Collect each line of the entries that holds the string "Integration".

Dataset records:
━━━━━━━━━━

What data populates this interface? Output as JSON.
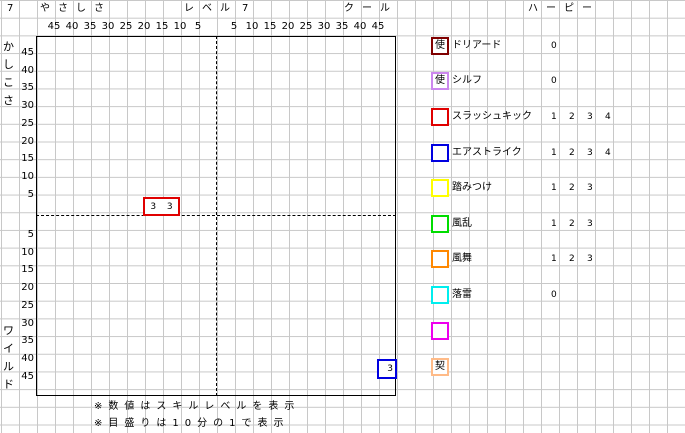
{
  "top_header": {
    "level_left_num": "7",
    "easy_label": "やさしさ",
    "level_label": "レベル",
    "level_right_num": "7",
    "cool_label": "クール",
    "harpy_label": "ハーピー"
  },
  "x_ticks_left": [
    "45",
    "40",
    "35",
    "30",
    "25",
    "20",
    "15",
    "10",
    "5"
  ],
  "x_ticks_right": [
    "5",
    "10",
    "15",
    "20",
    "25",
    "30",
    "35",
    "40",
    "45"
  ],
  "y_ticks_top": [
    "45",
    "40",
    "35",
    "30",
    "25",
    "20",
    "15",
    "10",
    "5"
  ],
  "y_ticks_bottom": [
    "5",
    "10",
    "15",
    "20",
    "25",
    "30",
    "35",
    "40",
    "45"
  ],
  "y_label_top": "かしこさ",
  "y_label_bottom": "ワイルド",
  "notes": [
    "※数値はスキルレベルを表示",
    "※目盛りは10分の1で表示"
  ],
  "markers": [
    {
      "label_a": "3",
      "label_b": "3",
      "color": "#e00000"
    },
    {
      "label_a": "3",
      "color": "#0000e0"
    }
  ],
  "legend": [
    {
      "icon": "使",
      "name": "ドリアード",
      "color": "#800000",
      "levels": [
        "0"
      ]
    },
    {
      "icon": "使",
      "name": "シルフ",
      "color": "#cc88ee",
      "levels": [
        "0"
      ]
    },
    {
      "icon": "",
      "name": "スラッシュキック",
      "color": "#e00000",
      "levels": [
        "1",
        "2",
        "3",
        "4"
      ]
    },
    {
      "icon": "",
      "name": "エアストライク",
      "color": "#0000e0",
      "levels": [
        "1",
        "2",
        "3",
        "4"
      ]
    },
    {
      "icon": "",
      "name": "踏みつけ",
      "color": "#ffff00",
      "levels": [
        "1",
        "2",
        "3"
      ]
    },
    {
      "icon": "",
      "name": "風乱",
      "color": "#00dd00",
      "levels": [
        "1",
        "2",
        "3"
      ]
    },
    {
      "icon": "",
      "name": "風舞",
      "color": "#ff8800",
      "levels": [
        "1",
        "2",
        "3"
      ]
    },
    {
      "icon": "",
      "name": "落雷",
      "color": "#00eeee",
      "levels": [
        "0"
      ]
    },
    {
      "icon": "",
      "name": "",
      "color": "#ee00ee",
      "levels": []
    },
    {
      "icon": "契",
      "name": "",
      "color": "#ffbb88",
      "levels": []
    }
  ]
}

━━━━━━━━━━

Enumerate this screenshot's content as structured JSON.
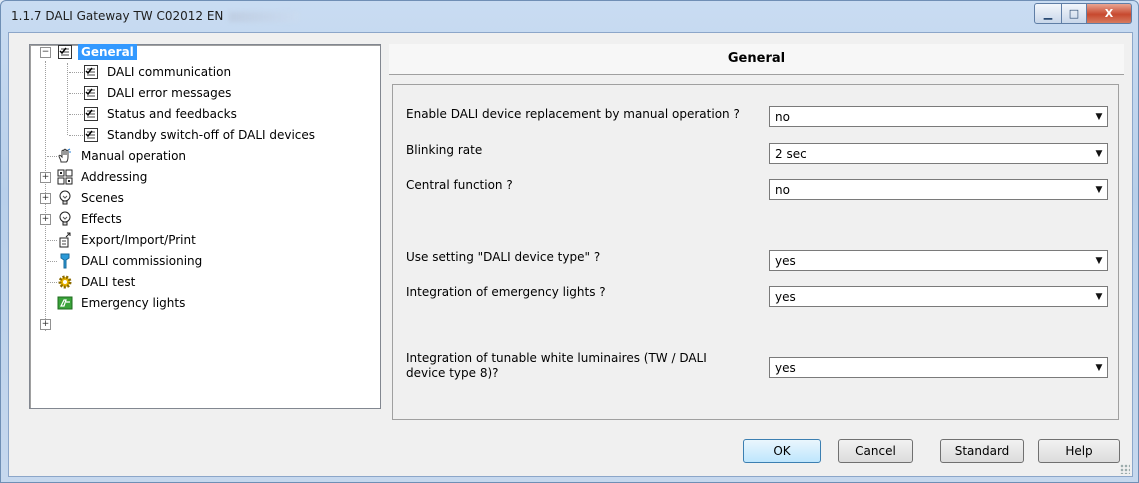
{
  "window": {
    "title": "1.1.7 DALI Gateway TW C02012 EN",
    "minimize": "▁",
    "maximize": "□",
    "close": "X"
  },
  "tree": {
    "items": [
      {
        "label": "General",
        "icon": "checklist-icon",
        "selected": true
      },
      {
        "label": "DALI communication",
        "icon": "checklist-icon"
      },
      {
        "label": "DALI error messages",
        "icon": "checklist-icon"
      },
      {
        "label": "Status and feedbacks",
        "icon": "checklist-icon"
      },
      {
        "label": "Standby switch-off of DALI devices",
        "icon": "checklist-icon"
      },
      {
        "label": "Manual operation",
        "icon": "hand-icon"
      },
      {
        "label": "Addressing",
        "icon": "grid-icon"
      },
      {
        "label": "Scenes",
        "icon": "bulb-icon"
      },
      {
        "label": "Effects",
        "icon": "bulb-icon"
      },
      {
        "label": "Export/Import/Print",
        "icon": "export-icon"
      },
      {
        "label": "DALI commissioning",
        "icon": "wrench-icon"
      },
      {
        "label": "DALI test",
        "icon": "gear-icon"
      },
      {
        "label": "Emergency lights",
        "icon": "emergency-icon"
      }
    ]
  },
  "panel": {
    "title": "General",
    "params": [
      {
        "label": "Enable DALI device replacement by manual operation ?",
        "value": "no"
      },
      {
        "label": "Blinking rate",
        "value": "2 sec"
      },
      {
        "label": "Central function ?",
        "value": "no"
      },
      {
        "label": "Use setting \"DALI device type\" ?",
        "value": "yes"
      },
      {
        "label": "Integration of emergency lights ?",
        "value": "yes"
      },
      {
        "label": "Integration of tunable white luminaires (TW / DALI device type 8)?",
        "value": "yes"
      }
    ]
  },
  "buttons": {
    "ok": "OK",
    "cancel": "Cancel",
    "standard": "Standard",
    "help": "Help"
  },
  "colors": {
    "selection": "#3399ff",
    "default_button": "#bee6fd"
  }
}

━━━━━━━━━━

*Exercise result*.
        "label": "Integration of emergency lights ?",
        "label": "Integration of tunable white luminaires (TW / DALI device type 8)?",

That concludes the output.